*Directive*:
Everything in the listing except the pictures should be written out exactly.
══ Data supplied
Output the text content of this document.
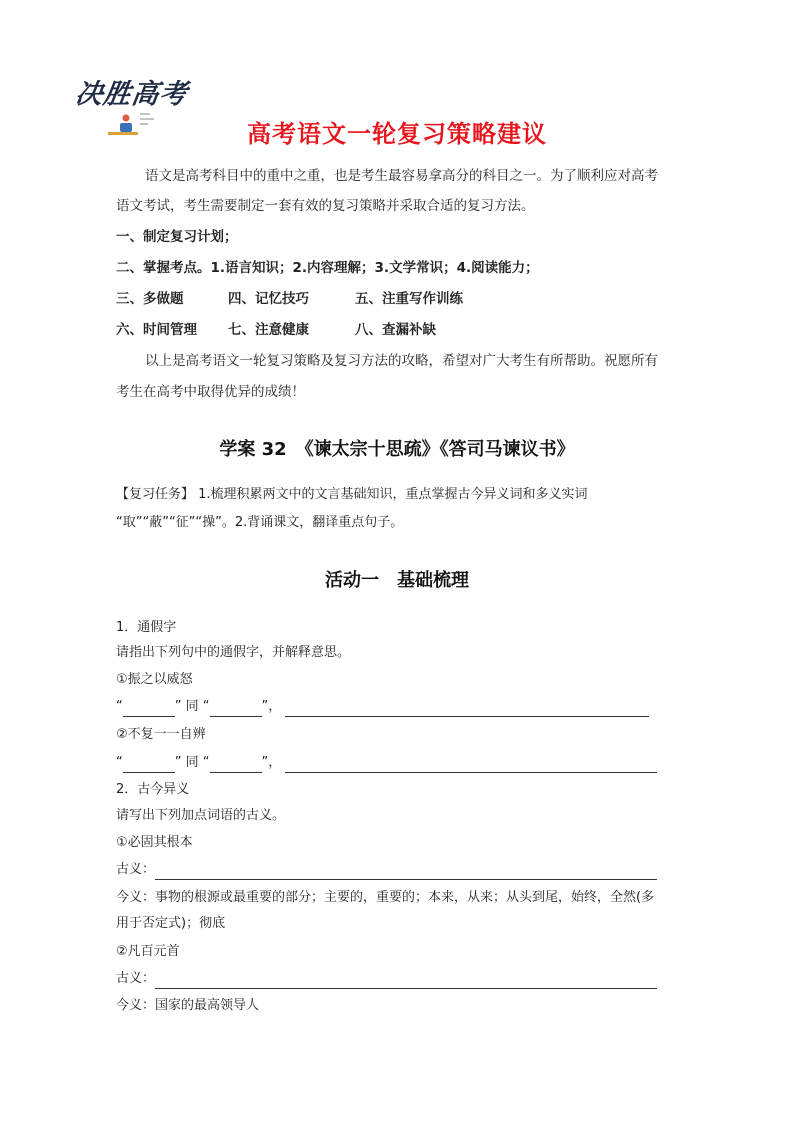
决胜高考
高考语文一轮复习策略建议
语文是高考科目中的重中之重，也是考生最容易拿高分的科目之一。为了顺利应对高考
语文考试，考生需要制定一套有效的复习策略并采取合适的复习方法。
一、制定复习计划；
二、掌握考点。1.语言知识；2.内容理解；3.文学常识；4.阅读能力；
三、多做题	四、记忆技巧	五、注重写作训练
六、时间管理 七、注意健康	八、查漏补缺
以上是高考语文一轮复习策略及复习方法的攻略，希望对广大考生有所帮助。祝愿所有
考生在高考中取得优异的成绩！
学案 32　《谏太宗十思疏》《答司马谏议书》
【复习任务】 1.梳理积累两文中的文言基础知识，重点掌握古今异义词和多义实词
“取”“蔽”“征”“操”。2.背诵课文，翻译重点句子。
活动一　基础梳理
1．通假字
请指出下列句中的通假字，并解释意思。
①振之以威怒
“	” 同 “	”，
②不复一一自辨
“	” 同 “	”，
2．古今异义
请写出下列加点词语的古义。
①必固其根本
古义：
今义：事物的根源或最重要的部分；主要的，重要的；本来，从来；从头到尾，始终，全然(多
用于否定式)；彻底
②凡百元首
古义：
今义：国家的最高领导人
════
*Response to this exercise*:
Output the text content of this document.
决胜高考
高考语文一轮复习策略建议
语文是高考科目中的重中之重，也是考生最容易拿高分的科目之一。为了顺利应对高考
语文考试，考生需要制定一套有效的复习策略并采取合适的复习方法。
一、制定复习计划；
二、掌握考点。1.语言知识；2.内容理解；3.文学常识；4.阅读能力；
三、多做题	四、记忆技巧	五、注重写作训练
六、时间管理 七、注意健康	八、查漏补缺
以上是高考语文一轮复习策略及复习方法的攻略，希望对广大考生有所帮助。祝愿所有
考生在高考中取得优异的成绩！
学案 32　《谏太宗十思疏》《答司马谏议书》
【复习任务】 1.梳理积累两文中的文言基础知识，重点掌握古今异义词和多义实词
“取”“蔽”“征”“操”。2.背诵课文，翻译重点句子。
活动一　基础梳理
1．通假字
请指出下列句中的通假字，并解释意思。
①振之以威怒
“	” 同 “	”，
②不复一一自辨
“	” 同 “	”，
2．古今异义
请写出下列加点词语的古义。
①必固其根本
古义：
今义：事物的根源或最重要的部分；主要的，重要的；本来，从来；从头到尾，始终，全然(多
用于否定式)；彻底
②凡百元首
古义：
今义：国家的最高领导人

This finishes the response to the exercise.